- [PROBLEM DETAILS]
Below is the data. Give it again, complete and exact.

- [RECORDS FOR THIS EXERCISE]

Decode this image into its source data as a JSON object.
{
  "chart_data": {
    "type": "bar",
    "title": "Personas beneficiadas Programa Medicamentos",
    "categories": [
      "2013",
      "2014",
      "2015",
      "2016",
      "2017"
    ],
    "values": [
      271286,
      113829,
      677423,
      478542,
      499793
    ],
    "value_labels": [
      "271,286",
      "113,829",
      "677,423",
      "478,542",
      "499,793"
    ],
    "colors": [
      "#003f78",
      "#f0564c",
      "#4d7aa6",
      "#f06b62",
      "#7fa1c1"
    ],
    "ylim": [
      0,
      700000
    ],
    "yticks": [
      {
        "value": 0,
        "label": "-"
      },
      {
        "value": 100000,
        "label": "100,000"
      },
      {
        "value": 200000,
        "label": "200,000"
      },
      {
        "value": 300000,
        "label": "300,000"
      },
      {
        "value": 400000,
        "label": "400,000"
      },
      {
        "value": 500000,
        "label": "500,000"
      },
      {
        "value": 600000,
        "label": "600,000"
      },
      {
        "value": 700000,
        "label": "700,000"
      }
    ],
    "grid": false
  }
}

- [EXPECTED ANSWER]
Decode this image into its source data as a JSON object.
{
  "chart_data": {
    "type": "bar",
    "title": "Personas beneficiadas Programa Medicamentos",
    "categories": [
      "2013",
      "2014",
      "2015",
      "2016",
      "2017"
    ],
    "values": [
      271286,
      113829,
      677423,
      478542,
      499793
    ],
    "value_labels": [
      "271,286",
      "113,829",
      "677,423",
      "478,542",
      "499,793"
    ],
    "colors": [
      "#003f78",
      "#f0564c",
      "#4d7aa6",
      "#f06b62",
      "#7fa1c1"
    ],
    "ylim": [
      0,
      700000
    ],
    "yticks": [
      {
        "value": 0,
        "label": "-"
      },
      {
        "value": 100000,
        "label": "100,000"
      },
      {
        "value": 200000,
        "label": "200,000"
      },
      {
        "value": 300000,
        "label": "300,000"
      },
      {
        "value": 400000,
        "label": "400,000"
      },
      {
        "value": 500000,
        "label": "500,000"
      },
      {
        "value": 600000,
        "label": "600,000"
      },
      {
        "value": 700000,
        "label": "700,000"
      }
    ],
    "grid": false
  }
}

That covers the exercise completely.